DIRECTION | For the material that follows, list every line containing the word "this".

::: MATERIAL PROVIDED :::

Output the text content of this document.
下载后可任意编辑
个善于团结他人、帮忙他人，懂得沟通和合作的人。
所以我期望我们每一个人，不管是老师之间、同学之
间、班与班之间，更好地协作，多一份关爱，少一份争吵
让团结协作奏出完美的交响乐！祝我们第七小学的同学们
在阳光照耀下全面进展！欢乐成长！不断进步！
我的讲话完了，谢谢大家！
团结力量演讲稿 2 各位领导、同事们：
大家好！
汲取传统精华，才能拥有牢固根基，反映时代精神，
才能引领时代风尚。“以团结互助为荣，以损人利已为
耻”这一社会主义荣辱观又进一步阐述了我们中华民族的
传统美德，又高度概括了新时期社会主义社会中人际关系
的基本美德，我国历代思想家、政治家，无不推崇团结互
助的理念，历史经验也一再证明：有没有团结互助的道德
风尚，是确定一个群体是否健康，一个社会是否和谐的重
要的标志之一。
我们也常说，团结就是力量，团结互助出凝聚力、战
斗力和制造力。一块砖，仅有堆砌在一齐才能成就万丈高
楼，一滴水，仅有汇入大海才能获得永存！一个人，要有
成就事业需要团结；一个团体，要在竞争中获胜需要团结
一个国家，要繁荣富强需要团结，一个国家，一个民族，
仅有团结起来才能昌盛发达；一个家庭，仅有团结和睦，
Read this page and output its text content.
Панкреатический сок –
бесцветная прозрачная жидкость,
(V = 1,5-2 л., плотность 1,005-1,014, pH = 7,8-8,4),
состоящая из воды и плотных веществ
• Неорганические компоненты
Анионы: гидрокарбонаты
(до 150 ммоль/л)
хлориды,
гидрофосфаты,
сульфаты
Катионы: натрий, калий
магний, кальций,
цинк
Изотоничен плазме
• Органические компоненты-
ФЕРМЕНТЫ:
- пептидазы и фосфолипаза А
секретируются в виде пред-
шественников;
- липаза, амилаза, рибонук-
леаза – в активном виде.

:::

COMPLETED EXERCISE |
Output the text content of this document.
Read this page and output its text content.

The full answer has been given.